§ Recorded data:
────────────────────

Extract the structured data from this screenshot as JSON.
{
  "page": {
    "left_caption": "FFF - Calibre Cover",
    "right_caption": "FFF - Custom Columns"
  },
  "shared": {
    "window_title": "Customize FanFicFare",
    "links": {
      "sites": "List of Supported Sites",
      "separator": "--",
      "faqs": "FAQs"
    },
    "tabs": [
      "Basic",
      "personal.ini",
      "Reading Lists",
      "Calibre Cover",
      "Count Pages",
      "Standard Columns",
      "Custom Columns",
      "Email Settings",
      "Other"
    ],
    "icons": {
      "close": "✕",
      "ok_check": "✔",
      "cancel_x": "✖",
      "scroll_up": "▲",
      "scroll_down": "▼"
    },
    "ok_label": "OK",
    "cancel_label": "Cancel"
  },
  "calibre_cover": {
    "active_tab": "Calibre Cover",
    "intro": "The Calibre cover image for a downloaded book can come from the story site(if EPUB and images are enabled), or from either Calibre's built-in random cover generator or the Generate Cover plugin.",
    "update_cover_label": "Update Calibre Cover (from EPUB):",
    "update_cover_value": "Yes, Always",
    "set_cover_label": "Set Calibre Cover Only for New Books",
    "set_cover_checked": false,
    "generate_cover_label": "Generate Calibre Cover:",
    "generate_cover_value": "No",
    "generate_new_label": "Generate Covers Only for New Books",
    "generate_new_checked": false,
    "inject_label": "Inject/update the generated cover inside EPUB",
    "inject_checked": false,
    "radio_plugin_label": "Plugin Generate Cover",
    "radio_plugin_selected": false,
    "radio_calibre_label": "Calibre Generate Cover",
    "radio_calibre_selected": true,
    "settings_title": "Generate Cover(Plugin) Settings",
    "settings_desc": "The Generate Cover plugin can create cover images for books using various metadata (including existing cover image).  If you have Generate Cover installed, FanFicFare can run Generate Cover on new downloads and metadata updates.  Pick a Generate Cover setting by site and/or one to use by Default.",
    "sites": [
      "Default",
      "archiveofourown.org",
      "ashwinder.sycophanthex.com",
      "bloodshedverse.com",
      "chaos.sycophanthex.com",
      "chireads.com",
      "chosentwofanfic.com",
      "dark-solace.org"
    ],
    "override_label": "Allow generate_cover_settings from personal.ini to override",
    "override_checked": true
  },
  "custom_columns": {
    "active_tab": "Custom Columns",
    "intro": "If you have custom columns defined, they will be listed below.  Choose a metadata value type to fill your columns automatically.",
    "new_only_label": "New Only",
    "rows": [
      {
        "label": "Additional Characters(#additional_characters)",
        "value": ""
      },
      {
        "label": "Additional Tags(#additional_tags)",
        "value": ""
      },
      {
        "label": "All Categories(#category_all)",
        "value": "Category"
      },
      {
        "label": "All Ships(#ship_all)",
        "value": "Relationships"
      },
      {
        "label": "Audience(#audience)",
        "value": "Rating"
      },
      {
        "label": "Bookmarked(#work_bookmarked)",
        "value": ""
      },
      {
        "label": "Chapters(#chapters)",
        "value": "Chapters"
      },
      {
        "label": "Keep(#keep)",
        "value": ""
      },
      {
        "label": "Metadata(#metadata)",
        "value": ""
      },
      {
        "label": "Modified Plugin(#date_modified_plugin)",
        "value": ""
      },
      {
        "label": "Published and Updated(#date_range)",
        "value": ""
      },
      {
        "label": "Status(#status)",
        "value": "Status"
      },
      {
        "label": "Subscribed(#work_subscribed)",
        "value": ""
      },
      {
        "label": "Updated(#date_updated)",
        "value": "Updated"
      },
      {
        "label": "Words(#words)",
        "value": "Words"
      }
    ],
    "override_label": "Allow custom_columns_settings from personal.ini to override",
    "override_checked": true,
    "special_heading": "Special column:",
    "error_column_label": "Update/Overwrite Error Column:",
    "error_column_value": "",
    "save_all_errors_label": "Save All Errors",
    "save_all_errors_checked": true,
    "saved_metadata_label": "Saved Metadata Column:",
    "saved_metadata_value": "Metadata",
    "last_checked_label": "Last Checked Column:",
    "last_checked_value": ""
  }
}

────────────────────

§ Task: Each line above that includes "sycophanthex" should be shown.

§ Written solution:
      "ashwinder.sycophanthex.com",
      "chaos.sycophanthex.com",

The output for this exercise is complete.